Begin Provided records

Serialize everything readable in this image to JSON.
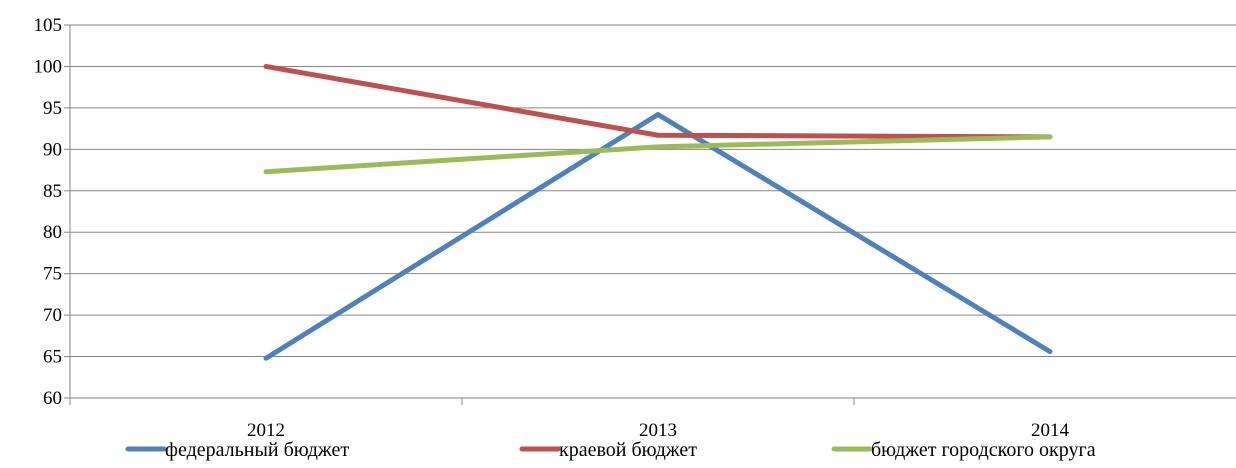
{
  "chart_data": {
    "type": "line",
    "categories": [
      "2012",
      "2013",
      "2014"
    ],
    "ylim": [
      60,
      105
    ],
    "ytick_step": 5,
    "yticks": [
      "60",
      "65",
      "70",
      "75",
      "80",
      "85",
      "90",
      "95",
      "100",
      "105"
    ],
    "grid": true,
    "legend_position": "bottom",
    "series": [
      {
        "name": "федеральный бюджет",
        "values": [
          64.8,
          94.2,
          65.6
        ],
        "color": "#4F81BD"
      },
      {
        "name": "краевой бюджет",
        "values": [
          100.0,
          91.7,
          91.5
        ],
        "color": "#C0504D"
      },
      {
        "name": "бюджет городского округа",
        "values": [
          87.3,
          90.3,
          91.5
        ],
        "color": "#9BBB59"
      }
    ]
  }
}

End Provided records

**Problem**
Repeat the records word for word. Any picture in them should be left out.

**Exercise output**
Serialize everything readable in this image to JSON.
{
  "chart_data": {
    "type": "line",
    "categories": [
      "2012",
      "2013",
      "2014"
    ],
    "ylim": [
      60,
      105
    ],
    "ytick_step": 5,
    "yticks": [
      "60",
      "65",
      "70",
      "75",
      "80",
      "85",
      "90",
      "95",
      "100",
      "105"
    ],
    "grid": true,
    "legend_position": "bottom",
    "series": [
      {
        "name": "федеральный бюджет",
        "values": [
          64.8,
          94.2,
          65.6
        ],
        "color": "#4F81BD"
      },
      {
        "name": "краевой бюджет",
        "values": [
          100.0,
          91.7,
          91.5
        ],
        "color": "#C0504D"
      },
      {
        "name": "бюджет городского округа",
        "values": [
          87.3,
          90.3,
          91.5
        ],
        "color": "#9BBB59"
      }
    ]
  }
}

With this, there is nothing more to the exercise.